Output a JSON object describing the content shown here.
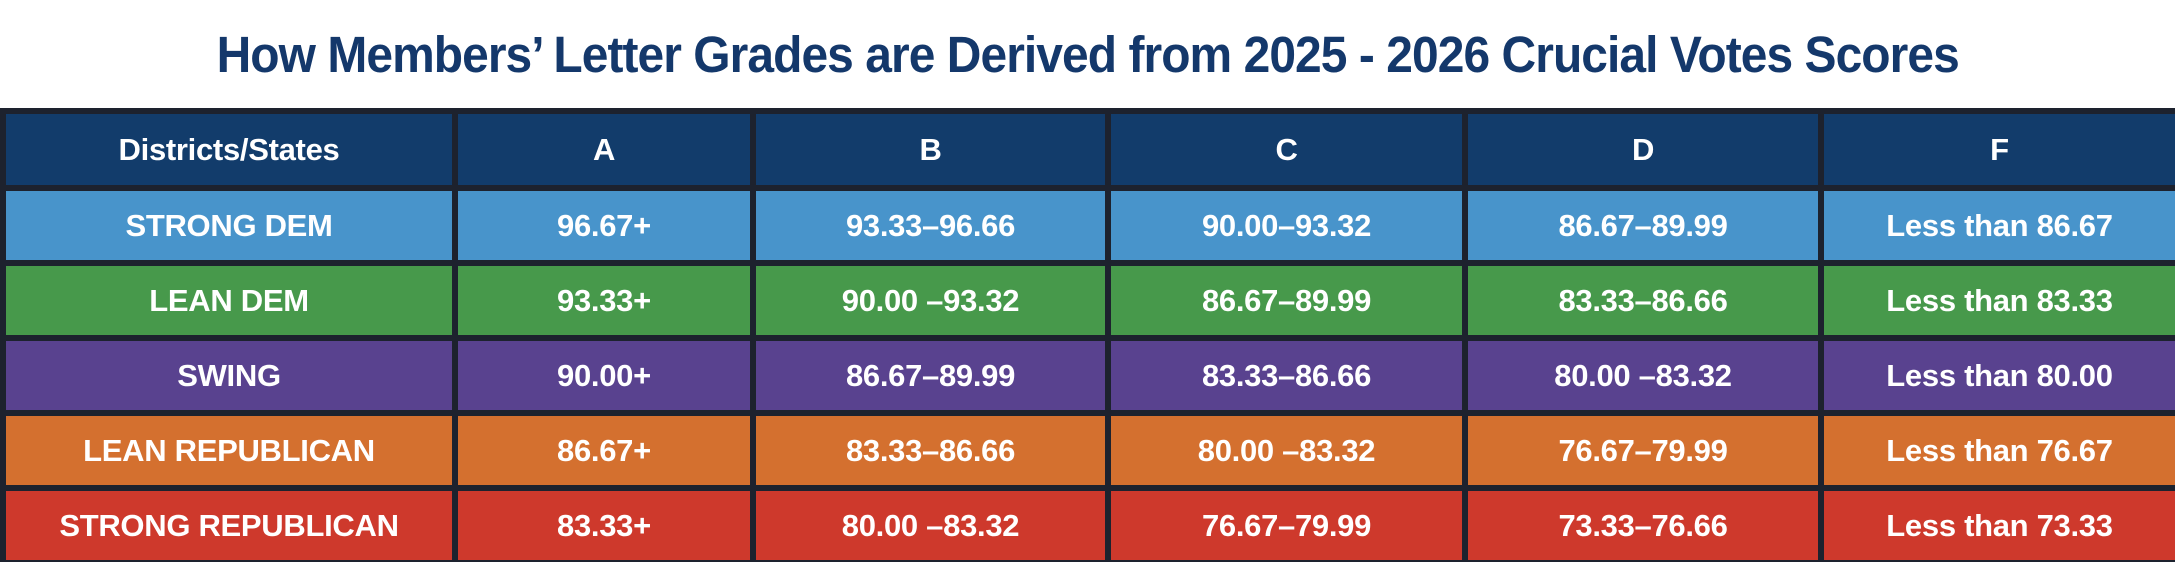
{
  "title": "How Members’ Letter Grades are Derived from 2025 - 2026 Crucial Votes Scores",
  "colors": {
    "title_text": "#14386b",
    "header_bg": "#123c6b",
    "header_text": "#ffffff",
    "cell_text": "#ffffff",
    "border": "#1d222e",
    "page_bg": "#ffffff",
    "strong_dem": "#4894cb",
    "lean_dem": "#47994b",
    "swing": "#59428f",
    "lean_republican": "#d4702f",
    "strong_republican": "#ce392c"
  },
  "table": {
    "columns": [
      "Districts/States",
      "A",
      "B",
      "C",
      "D",
      "F"
    ],
    "rows": [
      {
        "label": "STRONG DEM",
        "color": "#4894cb",
        "grades": [
          "96.67+",
          "93.33–96.66",
          "90.00–93.32",
          "86.67–89.99",
          "Less than 86.67"
        ]
      },
      {
        "label": "LEAN DEM",
        "color": "#47994b",
        "grades": [
          "93.33+",
          "90.00 –93.32",
          "86.67–89.99",
          "83.33–86.66",
          "Less than 83.33"
        ]
      },
      {
        "label": "SWING",
        "color": "#59428f",
        "grades": [
          "90.00+",
          "86.67–89.99",
          "83.33–86.66",
          "80.00 –83.32",
          "Less than 80.00"
        ]
      },
      {
        "label": "LEAN REPUBLICAN",
        "color": "#d4702f",
        "grades": [
          "86.67+",
          "83.33–86.66",
          "80.00 –83.32",
          "76.67–79.99",
          "Less than 76.67"
        ]
      },
      {
        "label": "STRONG REPUBLICAN",
        "color": "#ce392c",
        "grades": [
          "83.33+",
          "80.00 –83.32",
          "76.67–79.99",
          "73.33–76.66",
          "Less than 73.33"
        ]
      }
    ]
  },
  "chart_data": {
    "type": "table",
    "title": "How Members’ Letter Grades are Derived from 2025 - 2026 Crucial Votes Scores",
    "columns": [
      "Districts/States",
      "A",
      "B",
      "C",
      "D",
      "F"
    ],
    "rows": [
      [
        "STRONG DEM",
        "96.67+",
        "93.33–96.66",
        "90.00–93.32",
        "86.67–89.99",
        "Less than 86.67"
      ],
      [
        "LEAN DEM",
        "93.33+",
        "90.00–93.32",
        "86.67–89.99",
        "83.33–86.66",
        "Less than 83.33"
      ],
      [
        "SWING",
        "90.00+",
        "86.67–89.99",
        "83.33–86.66",
        "80.00–83.32",
        "Less than 80.00"
      ],
      [
        "LEAN REPUBLICAN",
        "86.67+",
        "83.33–86.66",
        "80.00–83.32",
        "76.67–79.99",
        "Less than 76.67"
      ],
      [
        "STRONG REPUBLICAN",
        "83.33+",
        "80.00–83.32",
        "76.67–79.99",
        "73.33–76.66",
        "Less than 73.33"
      ]
    ],
    "row_colors": [
      "#4894cb",
      "#47994b",
      "#59428f",
      "#d4702f",
      "#ce392c"
    ],
    "header_color": "#123c6b"
  }
}
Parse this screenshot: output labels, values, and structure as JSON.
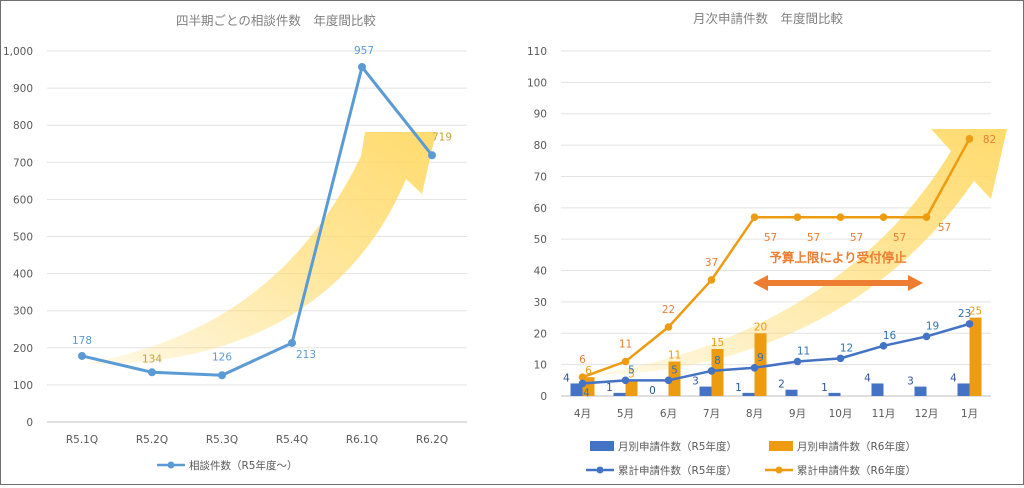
{
  "colors": {
    "blue_line": "#5b9bd5",
    "blue_bar": "#4472c4",
    "orange": "#ed9c12",
    "orange_label": "#ed7d31",
    "arrow_yellow": "#ffd966",
    "annotation": "#ed7d31"
  },
  "chart_data": [
    {
      "type": "line",
      "title": "四半期ごとの相談件数　年度間比較",
      "categories": [
        "R5.1Q",
        "R5.2Q",
        "R5.3Q",
        "R5.4Q",
        "R6.1Q",
        "R6.2Q"
      ],
      "ylim": [
        0,
        1000
      ],
      "y_ticks": [
        "0",
        "100",
        "200",
        "300",
        "400",
        "500",
        "600",
        "700",
        "800",
        "900",
        "1,000"
      ],
      "grid": true,
      "legend_position": "bottom",
      "series": [
        {
          "name": "相談件数（R5年度～）",
          "values": [
            178,
            134,
            126,
            213,
            957,
            719
          ]
        }
      ]
    },
    {
      "type": "bar+line",
      "title": "月次申請件数　年度間比較",
      "categories": [
        "4月",
        "5月",
        "6月",
        "7月",
        "8月",
        "9月",
        "10月",
        "11月",
        "12月",
        "1月"
      ],
      "ylim": [
        0,
        110
      ],
      "y_ticks": [
        "0",
        "10",
        "20",
        "30",
        "40",
        "50",
        "60",
        "70",
        "80",
        "90",
        "100",
        "110"
      ],
      "grid": true,
      "legend_position": "bottom",
      "annotation": "予算上限により受付停止",
      "series": [
        {
          "name": "月別申請件数（R5年度）",
          "kind": "bar",
          "values": [
            4,
            1,
            0,
            3,
            1,
            2,
            1,
            4,
            3,
            4
          ]
        },
        {
          "name": "月別申請件数（R6年度）",
          "kind": "bar",
          "values": [
            6,
            5,
            11,
            15,
            20,
            null,
            null,
            null,
            null,
            25
          ]
        },
        {
          "name": "累計申請件数（R5年度）",
          "kind": "line",
          "values": [
            4,
            5,
            5,
            8,
            9,
            11,
            12,
            16,
            19,
            23
          ]
        },
        {
          "name": "累計申請件数（R6年度）",
          "kind": "line",
          "values": [
            6,
            11,
            22,
            37,
            57,
            57,
            57,
            57,
            57,
            82
          ]
        }
      ]
    }
  ]
}
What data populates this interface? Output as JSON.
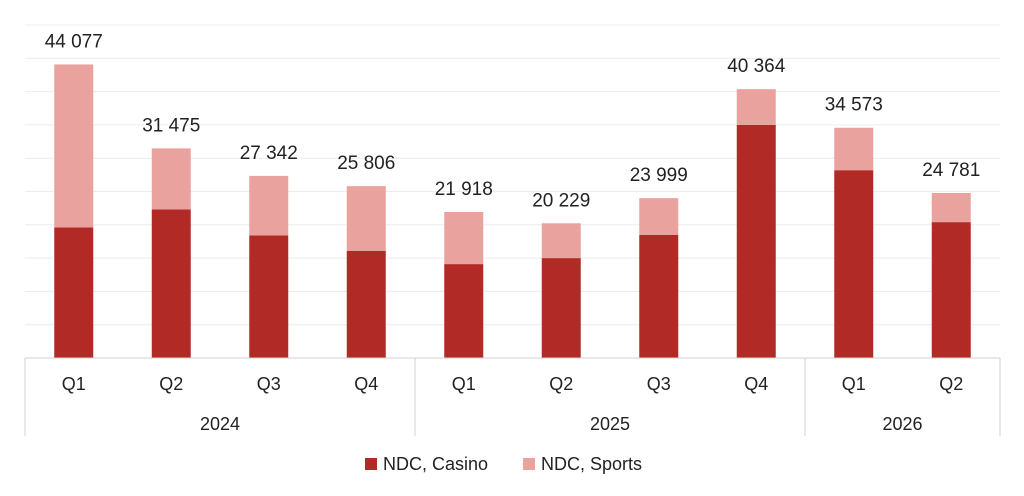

━━━━━━━━━━━━━━━━━━━━━━━━━━━━━━

Objective =
Without the pictures, print the whole listing exactly as given.

Solution to this problem =
Output a JSON object describing the content shown here.
{
  "title": "How Members’ Letter Grades are Derived from 2025 - 2026 Crucial Votes Scores",
  "colors": {
    "title_text": "#14386b",
    "header_bg": "#123c6b",
    "header_text": "#ffffff",
    "cell_text": "#ffffff",
    "border": "#1d222e",
    "page_bg": "#ffffff",
    "strong_dem": "#4894cb",
    "lean_dem": "#47994b",
    "swing": "#59428f",
    "lean_republican": "#d4702f",
    "strong_republican": "#ce392c"
  },
  "table": {
    "columns": [
      "Districts/States",
      "A",
      "B",
      "C",
      "D",
      "F"
    ],
    "rows": [
      {
        "label": "STRONG DEM",
        "color": "#4894cb",
        "grades": [
          "96.67+",
          "93.33–96.66",
          "90.00–93.32",
          "86.67–89.99",
          "Less than 86.67"
        ]
      },
      {
        "label": "LEAN DEM",
        "color": "#47994b",
        "grades": [
          "93.33+",
          "90.00 –93.32",
          "86.67–89.99",
          "83.33–86.66",
          "Less than 83.33"
        ]
      },
      {
        "label": "SWING",
        "color": "#59428f",
        "grades": [
          "90.00+",
          "86.67–89.99",
          "83.33–86.66",
          "80.00 –83.32",
          "Less than 80.00"
        ]
      },
      {
        "label": "LEAN REPUBLICAN",
        "color": "#d4702f",
        "grades": [
          "86.67+",
          "83.33–86.66",
          "80.00 –83.32",
          "76.67–79.99",
          "Less than 76.67"
        ]
      },
      {
        "label": "STRONG REPUBLICAN",
        "color": "#ce392c",
        "grades": [
          "83.33+",
          "80.00 –83.32",
          "76.67–79.99",
          "73.33–76.66",
          "Less than 73.33"
        ]
      }
    ]
  },
  "chart_data": {
    "type": "table",
    "title": "How Members’ Letter Grades are Derived from 2025 - 2026 Crucial Votes Scores",
    "columns": [
      "Districts/States",
      "A",
      "B",
      "C",
      "D",
      "F"
    ],
    "rows": [
      [
        "STRONG DEM",
        "96.67+",
        "93.33–96.66",
        "90.00–93.32",
        "86.67–89.99",
        "Less than 86.67"
      ],
      [
        "LEAN DEM",
        "93.33+",
        "90.00–93.32",
        "86.67–89.99",
        "83.33–86.66",
        "Less than 83.33"
      ],
      [
        "SWING",
        "90.00+",
        "86.67–89.99",
        "83.33–86.66",
        "80.00–83.32",
        "Less than 80.00"
      ],
      [
        "LEAN REPUBLICAN",
        "86.67+",
        "83.33–86.66",
        "80.00–83.32",
        "76.67–79.99",
        "Less than 76.67"
      ],
      [
        "STRONG REPUBLICAN",
        "83.33+",
        "80.00–83.32",
        "76.67–79.99",
        "73.33–76.66",
        "Less than 73.33"
      ]
    ],
    "row_colors": [
      "#4894cb",
      "#47994b",
      "#59428f",
      "#d4702f",
      "#ce392c"
    ],
    "header_color": "#123c6b"
  }
}
Parse this screenshot: output labels, values, and structure as JSON.
{
  "colors": {
    "blue_line": "#5b9bd5",
    "blue_bar": "#4472c4",
    "orange": "#ed9c12",
    "orange_label": "#ed7d31",
    "arrow_yellow": "#ffd966",
    "annotation": "#ed7d31"
  },
  "chart_data": [
    {
      "type": "line",
      "title": "四半期ごとの相談件数　年度間比較",
      "categories": [
        "R5.1Q",
        "R5.2Q",
        "R5.3Q",
        "R5.4Q",
        "R6.1Q",
        "R6.2Q"
      ],
      "ylim": [
        0,
        1000
      ],
      "y_ticks": [
        "0",
        "100",
        "200",
        "300",
        "400",
        "500",
        "600",
        "700",
        "800",
        "900",
        "1,000"
      ],
      "grid": true,
      "legend_position": "bottom",
      "series": [
        {
          "name": "相談件数（R5年度～）",
          "values": [
            178,
            134,
            126,
            213,
            957,
            719
          ]
        }
      ]
    },
    {
      "type": "bar+line",
      "title": "月次申請件数　年度間比較",
      "categories": [
        "4月",
        "5月",
        "6月",
        "7月",
        "8月",
        "9月",
        "10月",
        "11月",
        "12月",
        "1月"
      ],
      "ylim": [
        0,
        110
      ],
      "y_ticks": [
        "0",
        "10",
        "20",
        "30",
        "40",
        "50",
        "60",
        "70",
        "80",
        "90",
        "100",
        "110"
      ],
      "grid": true,
      "legend_position": "bottom",
      "annotation": "予算上限により受付停止",
      "series": [
        {
          "name": "月別申請件数（R5年度）",
          "kind": "bar",
          "values": [
            4,
            1,
            0,
            3,
            1,
            2,
            1,
            4,
            3,
            4
          ]
        },
        {
          "name": "月別申請件数（R6年度）",
          "kind": "bar",
          "values": [
            6,
            5,
            11,
            15,
            20,
            null,
            null,
            null,
            null,
            25
          ]
        },
        {
          "name": "累計申請件数（R5年度）",
          "kind": "line",
          "values": [
            4,
            5,
            5,
            8,
            9,
            11,
            12,
            16,
            19,
            23
          ]
        },
        {
          "name": "累計申請件数（R6年度）",
          "kind": "line",
          "values": [
            6,
            11,
            22,
            37,
            57,
            57,
            57,
            57,
            57,
            82
          ]
        }
      ]
    }
  ]
}
What data populates this interface? Output as JSON.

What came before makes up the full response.